— The input —
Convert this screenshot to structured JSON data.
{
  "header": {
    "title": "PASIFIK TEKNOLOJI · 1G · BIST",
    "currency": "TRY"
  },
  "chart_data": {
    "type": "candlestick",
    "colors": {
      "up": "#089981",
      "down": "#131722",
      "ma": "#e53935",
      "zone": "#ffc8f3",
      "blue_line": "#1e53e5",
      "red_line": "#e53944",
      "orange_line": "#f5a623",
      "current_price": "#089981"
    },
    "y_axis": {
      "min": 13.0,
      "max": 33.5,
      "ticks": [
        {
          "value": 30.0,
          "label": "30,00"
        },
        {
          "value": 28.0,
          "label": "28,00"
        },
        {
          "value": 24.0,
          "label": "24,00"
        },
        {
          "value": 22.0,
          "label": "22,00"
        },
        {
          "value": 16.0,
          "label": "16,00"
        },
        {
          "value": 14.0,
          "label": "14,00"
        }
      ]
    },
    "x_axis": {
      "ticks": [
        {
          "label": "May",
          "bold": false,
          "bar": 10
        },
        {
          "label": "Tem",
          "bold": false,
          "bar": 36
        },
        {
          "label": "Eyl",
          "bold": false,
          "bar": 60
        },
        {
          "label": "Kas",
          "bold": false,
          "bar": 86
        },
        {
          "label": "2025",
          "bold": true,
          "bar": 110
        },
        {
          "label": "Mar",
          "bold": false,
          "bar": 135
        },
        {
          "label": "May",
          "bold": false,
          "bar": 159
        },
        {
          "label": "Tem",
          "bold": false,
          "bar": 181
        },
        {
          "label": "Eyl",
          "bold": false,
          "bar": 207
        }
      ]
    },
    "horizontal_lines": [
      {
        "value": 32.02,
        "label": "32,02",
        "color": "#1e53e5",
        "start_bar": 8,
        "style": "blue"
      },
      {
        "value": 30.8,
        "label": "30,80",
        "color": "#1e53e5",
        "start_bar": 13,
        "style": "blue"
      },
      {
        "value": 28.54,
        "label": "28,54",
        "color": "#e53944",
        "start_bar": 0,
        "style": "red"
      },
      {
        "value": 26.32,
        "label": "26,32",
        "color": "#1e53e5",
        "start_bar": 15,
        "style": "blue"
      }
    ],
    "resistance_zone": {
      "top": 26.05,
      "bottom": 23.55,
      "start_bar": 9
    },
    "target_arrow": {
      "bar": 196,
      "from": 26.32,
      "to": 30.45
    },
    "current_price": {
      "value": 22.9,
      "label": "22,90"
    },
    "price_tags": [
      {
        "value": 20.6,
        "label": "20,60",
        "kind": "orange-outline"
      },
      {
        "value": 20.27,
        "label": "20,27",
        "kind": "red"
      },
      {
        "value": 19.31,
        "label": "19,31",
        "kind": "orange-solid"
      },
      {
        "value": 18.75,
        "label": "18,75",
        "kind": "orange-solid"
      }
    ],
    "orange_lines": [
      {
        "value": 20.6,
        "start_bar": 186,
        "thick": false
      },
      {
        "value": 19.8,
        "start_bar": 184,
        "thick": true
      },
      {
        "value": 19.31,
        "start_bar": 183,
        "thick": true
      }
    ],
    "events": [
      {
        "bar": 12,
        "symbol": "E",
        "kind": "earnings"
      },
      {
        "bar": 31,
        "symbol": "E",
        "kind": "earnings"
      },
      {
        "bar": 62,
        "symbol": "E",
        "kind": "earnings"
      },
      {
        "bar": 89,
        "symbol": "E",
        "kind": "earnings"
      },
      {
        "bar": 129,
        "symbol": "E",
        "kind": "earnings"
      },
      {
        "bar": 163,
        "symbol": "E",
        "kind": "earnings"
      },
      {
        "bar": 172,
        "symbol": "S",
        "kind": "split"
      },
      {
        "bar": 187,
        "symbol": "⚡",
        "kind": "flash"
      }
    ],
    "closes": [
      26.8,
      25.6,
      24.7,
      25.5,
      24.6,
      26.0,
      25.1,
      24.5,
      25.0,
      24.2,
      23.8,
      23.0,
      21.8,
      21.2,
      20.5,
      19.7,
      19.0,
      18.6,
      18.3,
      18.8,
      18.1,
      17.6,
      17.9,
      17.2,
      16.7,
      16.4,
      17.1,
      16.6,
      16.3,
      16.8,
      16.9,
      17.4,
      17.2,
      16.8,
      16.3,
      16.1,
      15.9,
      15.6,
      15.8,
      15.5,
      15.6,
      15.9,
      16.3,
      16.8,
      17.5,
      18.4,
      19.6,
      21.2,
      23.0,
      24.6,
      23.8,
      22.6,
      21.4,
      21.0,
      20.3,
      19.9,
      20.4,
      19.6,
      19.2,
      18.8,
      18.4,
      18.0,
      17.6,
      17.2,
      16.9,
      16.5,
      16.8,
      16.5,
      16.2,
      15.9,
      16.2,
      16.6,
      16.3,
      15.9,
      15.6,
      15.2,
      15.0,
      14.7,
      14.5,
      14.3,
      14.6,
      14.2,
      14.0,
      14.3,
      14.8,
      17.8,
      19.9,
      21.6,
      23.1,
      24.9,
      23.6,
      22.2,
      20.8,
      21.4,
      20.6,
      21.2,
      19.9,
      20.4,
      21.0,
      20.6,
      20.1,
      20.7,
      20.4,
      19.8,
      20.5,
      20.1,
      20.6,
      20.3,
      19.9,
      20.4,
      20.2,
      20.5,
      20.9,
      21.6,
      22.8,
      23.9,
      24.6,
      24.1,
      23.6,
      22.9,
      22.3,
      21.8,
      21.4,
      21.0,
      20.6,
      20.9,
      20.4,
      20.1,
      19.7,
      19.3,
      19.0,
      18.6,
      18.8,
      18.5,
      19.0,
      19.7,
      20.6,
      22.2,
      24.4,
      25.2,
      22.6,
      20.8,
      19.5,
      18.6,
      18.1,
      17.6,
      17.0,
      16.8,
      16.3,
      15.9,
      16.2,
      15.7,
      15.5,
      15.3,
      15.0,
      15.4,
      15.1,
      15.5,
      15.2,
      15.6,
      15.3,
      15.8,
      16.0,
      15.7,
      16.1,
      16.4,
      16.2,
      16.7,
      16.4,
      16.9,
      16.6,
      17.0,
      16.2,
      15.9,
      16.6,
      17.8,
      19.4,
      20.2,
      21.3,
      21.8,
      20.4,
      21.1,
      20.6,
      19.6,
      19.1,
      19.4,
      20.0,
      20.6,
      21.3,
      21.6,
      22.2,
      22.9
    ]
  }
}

— Task to complete —
Make an exact copy of the listing, including every line.

— Exercise response —
Convert this screenshot to structured JSON data.
{
  "header": {
    "title": "PASIFIK TEKNOLOJI · 1G · BIST",
    "currency": "TRY"
  },
  "chart_data": {
    "type": "candlestick",
    "colors": {
      "up": "#089981",
      "down": "#131722",
      "ma": "#e53935",
      "zone": "#ffc8f3",
      "blue_line": "#1e53e5",
      "red_line": "#e53944",
      "orange_line": "#f5a623",
      "current_price": "#089981"
    },
    "y_axis": {
      "min": 13.0,
      "max": 33.5,
      "ticks": [
        {
          "value": 30.0,
          "label": "30,00"
        },
        {
          "value": 28.0,
          "label": "28,00"
        },
        {
          "value": 24.0,
          "label": "24,00"
        },
        {
          "value": 22.0,
          "label": "22,00"
        },
        {
          "value": 16.0,
          "label": "16,00"
        },
        {
          "value": 14.0,
          "label": "14,00"
        }
      ]
    },
    "x_axis": {
      "ticks": [
        {
          "label": "May",
          "bold": false,
          "bar": 10
        },
        {
          "label": "Tem",
          "bold": false,
          "bar": 36
        },
        {
          "label": "Eyl",
          "bold": false,
          "bar": 60
        },
        {
          "label": "Kas",
          "bold": false,
          "bar": 86
        },
        {
          "label": "2025",
          "bold": true,
          "bar": 110
        },
        {
          "label": "Mar",
          "bold": false,
          "bar": 135
        },
        {
          "label": "May",
          "bold": false,
          "bar": 159
        },
        {
          "label": "Tem",
          "bold": false,
          "bar": 181
        },
        {
          "label": "Eyl",
          "bold": false,
          "bar": 207
        }
      ]
    },
    "horizontal_lines": [
      {
        "value": 32.02,
        "label": "32,02",
        "color": "#1e53e5",
        "start_bar": 8,
        "style": "blue"
      },
      {
        "value": 30.8,
        "label": "30,80",
        "color": "#1e53e5",
        "start_bar": 13,
        "style": "blue"
      },
      {
        "value": 28.54,
        "label": "28,54",
        "color": "#e53944",
        "start_bar": 0,
        "style": "red"
      },
      {
        "value": 26.32,
        "label": "26,32",
        "color": "#1e53e5",
        "start_bar": 15,
        "style": "blue"
      }
    ],
    "resistance_zone": {
      "top": 26.05,
      "bottom": 23.55,
      "start_bar": 9
    },
    "target_arrow": {
      "bar": 196,
      "from": 26.32,
      "to": 30.45
    },
    "current_price": {
      "value": 22.9,
      "label": "22,90"
    },
    "price_tags": [
      {
        "value": 20.6,
        "label": "20,60",
        "kind": "orange-outline"
      },
      {
        "value": 20.27,
        "label": "20,27",
        "kind": "red"
      },
      {
        "value": 19.31,
        "label": "19,31",
        "kind": "orange-solid"
      },
      {
        "value": 18.75,
        "label": "18,75",
        "kind": "orange-solid"
      }
    ],
    "orange_lines": [
      {
        "value": 20.6,
        "start_bar": 186,
        "thick": false
      },
      {
        "value": 19.8,
        "start_bar": 184,
        "thick": true
      },
      {
        "value": 19.31,
        "start_bar": 183,
        "thick": true
      }
    ],
    "events": [
      {
        "bar": 12,
        "symbol": "E",
        "kind": "earnings"
      },
      {
        "bar": 31,
        "symbol": "E",
        "kind": "earnings"
      },
      {
        "bar": 62,
        "symbol": "E",
        "kind": "earnings"
      },
      {
        "bar": 89,
        "symbol": "E",
        "kind": "earnings"
      },
      {
        "bar": 129,
        "symbol": "E",
        "kind": "earnings"
      },
      {
        "bar": 163,
        "symbol": "E",
        "kind": "earnings"
      },
      {
        "bar": 172,
        "symbol": "S",
        "kind": "split"
      },
      {
        "bar": 187,
        "symbol": "⚡",
        "kind": "flash"
      }
    ],
    "closes": [
      26.8,
      25.6,
      24.7,
      25.5,
      24.6,
      26.0,
      25.1,
      24.5,
      25.0,
      24.2,
      23.8,
      23.0,
      21.8,
      21.2,
      20.5,
      19.7,
      19.0,
      18.6,
      18.3,
      18.8,
      18.1,
      17.6,
      17.9,
      17.2,
      16.7,
      16.4,
      17.1,
      16.6,
      16.3,
      16.8,
      16.9,
      17.4,
      17.2,
      16.8,
      16.3,
      16.1,
      15.9,
      15.6,
      15.8,
      15.5,
      15.6,
      15.9,
      16.3,
      16.8,
      17.5,
      18.4,
      19.6,
      21.2,
      23.0,
      24.6,
      23.8,
      22.6,
      21.4,
      21.0,
      20.3,
      19.9,
      20.4,
      19.6,
      19.2,
      18.8,
      18.4,
      18.0,
      17.6,
      17.2,
      16.9,
      16.5,
      16.8,
      16.5,
      16.2,
      15.9,
      16.2,
      16.6,
      16.3,
      15.9,
      15.6,
      15.2,
      15.0,
      14.7,
      14.5,
      14.3,
      14.6,
      14.2,
      14.0,
      14.3,
      14.8,
      17.8,
      19.9,
      21.6,
      23.1,
      24.9,
      23.6,
      22.2,
      20.8,
      21.4,
      20.6,
      21.2,
      19.9,
      20.4,
      21.0,
      20.6,
      20.1,
      20.7,
      20.4,
      19.8,
      20.5,
      20.1,
      20.6,
      20.3,
      19.9,
      20.4,
      20.2,
      20.5,
      20.9,
      21.6,
      22.8,
      23.9,
      24.6,
      24.1,
      23.6,
      22.9,
      22.3,
      21.8,
      21.4,
      21.0,
      20.6,
      20.9,
      20.4,
      20.1,
      19.7,
      19.3,
      19.0,
      18.6,
      18.8,
      18.5,
      19.0,
      19.7,
      20.6,
      22.2,
      24.4,
      25.2,
      22.6,
      20.8,
      19.5,
      18.6,
      18.1,
      17.6,
      17.0,
      16.8,
      16.3,
      15.9,
      16.2,
      15.7,
      15.5,
      15.3,
      15.0,
      15.4,
      15.1,
      15.5,
      15.2,
      15.6,
      15.3,
      15.8,
      16.0,
      15.7,
      16.1,
      16.4,
      16.2,
      16.7,
      16.4,
      16.9,
      16.6,
      17.0,
      16.2,
      15.9,
      16.6,
      17.8,
      19.4,
      20.2,
      21.3,
      21.8,
      20.4,
      21.1,
      20.6,
      19.6,
      19.1,
      19.4,
      20.0,
      20.6,
      21.3,
      21.6,
      22.2,
      22.9
    ]
  }
}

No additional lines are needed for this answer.